■ Challenge: Restate all of the entries exactly, dropping any pictures they hold.

■ Data supplied:

--- Start ---

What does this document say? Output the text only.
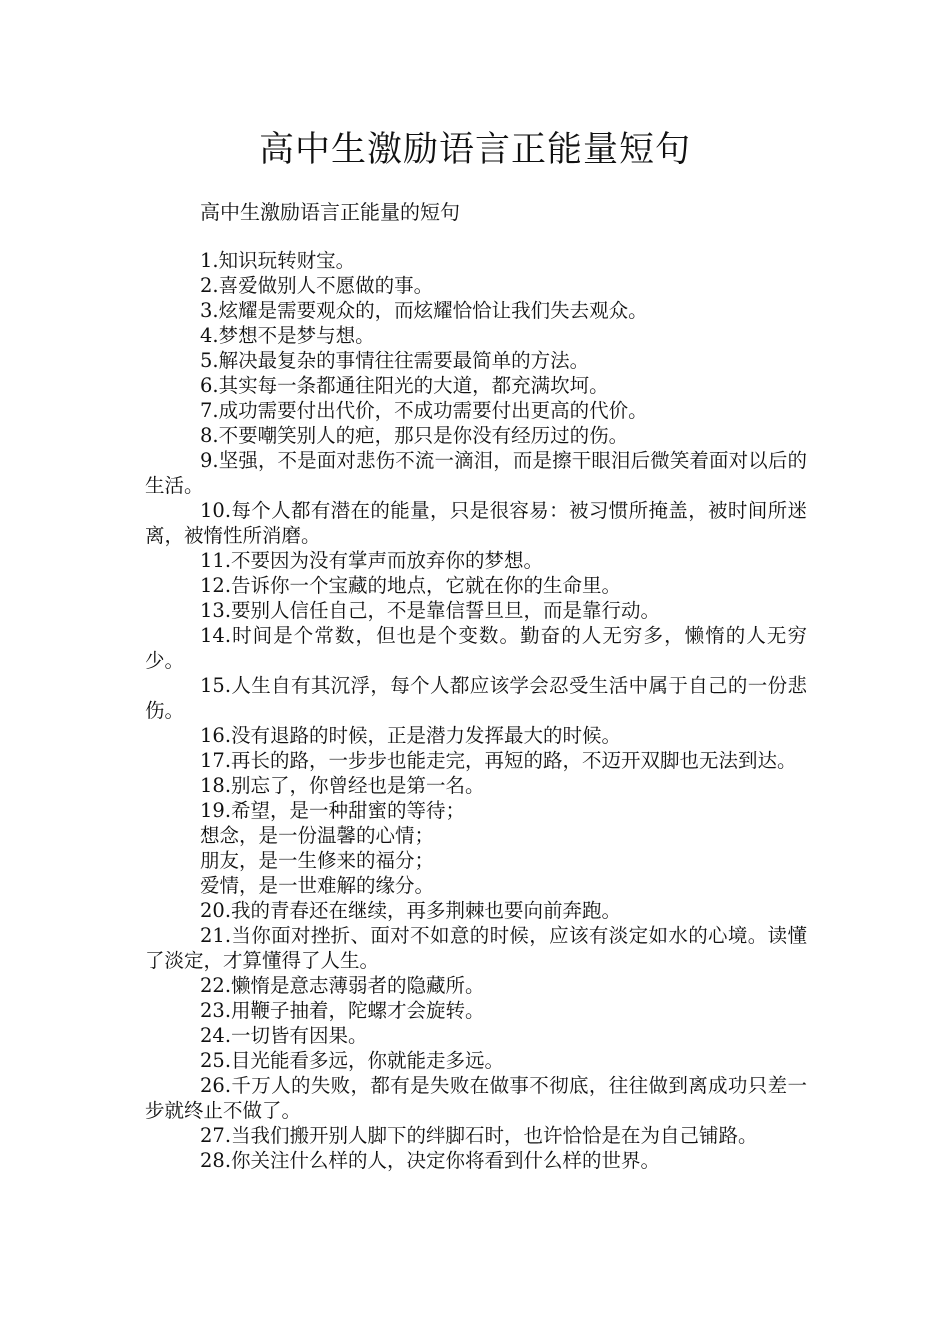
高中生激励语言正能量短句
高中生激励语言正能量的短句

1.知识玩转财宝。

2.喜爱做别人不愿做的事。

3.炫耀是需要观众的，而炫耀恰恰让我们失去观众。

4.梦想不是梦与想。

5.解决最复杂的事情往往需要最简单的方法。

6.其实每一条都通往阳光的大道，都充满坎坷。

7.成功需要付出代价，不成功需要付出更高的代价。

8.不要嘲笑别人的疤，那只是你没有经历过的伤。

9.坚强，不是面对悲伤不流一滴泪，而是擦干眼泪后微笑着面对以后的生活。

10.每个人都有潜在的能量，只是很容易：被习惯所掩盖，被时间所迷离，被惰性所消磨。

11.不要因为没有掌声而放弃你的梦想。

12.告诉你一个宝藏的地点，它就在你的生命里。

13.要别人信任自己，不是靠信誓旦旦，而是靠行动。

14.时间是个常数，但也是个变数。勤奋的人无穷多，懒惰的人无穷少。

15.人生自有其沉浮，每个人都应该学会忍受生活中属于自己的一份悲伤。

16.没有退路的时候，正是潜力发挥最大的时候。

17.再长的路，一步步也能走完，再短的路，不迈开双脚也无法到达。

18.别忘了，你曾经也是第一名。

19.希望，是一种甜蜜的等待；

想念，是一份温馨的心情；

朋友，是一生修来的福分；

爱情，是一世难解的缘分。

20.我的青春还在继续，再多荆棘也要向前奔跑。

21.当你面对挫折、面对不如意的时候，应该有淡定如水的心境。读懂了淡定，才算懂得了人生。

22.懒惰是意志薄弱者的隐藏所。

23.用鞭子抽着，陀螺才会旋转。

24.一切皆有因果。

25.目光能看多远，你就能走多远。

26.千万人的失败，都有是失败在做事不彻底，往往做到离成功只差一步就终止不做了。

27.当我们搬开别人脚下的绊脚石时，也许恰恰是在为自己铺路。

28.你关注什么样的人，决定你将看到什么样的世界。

--- End ---

■ Task output:
What does this document say? Output the text only.
高中生激励语言正能量短句
高中生激励语言正能量的短句

1.知识玩转财宝。

2.喜爱做别人不愿做的事。

3.炫耀是需要观众的，而炫耀恰恰让我们失去观众。

4.梦想不是梦与想。

5.解决最复杂的事情往往需要最简单的方法。

6.其实每一条都通往阳光的大道，都充满坎坷。

7.成功需要付出代价，不成功需要付出更高的代价。

8.不要嘲笑别人的疤，那只是你没有经历过的伤。

9.坚强，不是面对悲伤不流一滴泪，而是擦干眼泪后微笑着面对以后的生活。

10.每个人都有潜在的能量，只是很容易：被习惯所掩盖，被时间所迷离，被惰性所消磨。

11.不要因为没有掌声而放弃你的梦想。

12.告诉你一个宝藏的地点，它就在你的生命里。

13.要别人信任自己，不是靠信誓旦旦，而是靠行动。

14.时间是个常数，但也是个变数。勤奋的人无穷多，懒惰的人无穷少。

15.人生自有其沉浮，每个人都应该学会忍受生活中属于自己的一份悲伤。

16.没有退路的时候，正是潜力发挥最大的时候。

17.再长的路，一步步也能走完，再短的路，不迈开双脚也无法到达。

18.别忘了，你曾经也是第一名。

19.希望，是一种甜蜜的等待；

想念，是一份温馨的心情；

朋友，是一生修来的福分；

爱情，是一世难解的缘分。

20.我的青春还在继续，再多荆棘也要向前奔跑。

21.当你面对挫折、面对不如意的时候，应该有淡定如水的心境。读懂了淡定，才算懂得了人生。

22.懒惰是意志薄弱者的隐藏所。

23.用鞭子抽着，陀螺才会旋转。

24.一切皆有因果。

25.目光能看多远，你就能走多远。

26.千万人的失败，都有是失败在做事不彻底，往往做到离成功只差一步就终止不做了。

27.当我们搬开别人脚下的绊脚石时，也许恰恰是在为自己铺路。

28.你关注什么样的人，决定你将看到什么样的世界。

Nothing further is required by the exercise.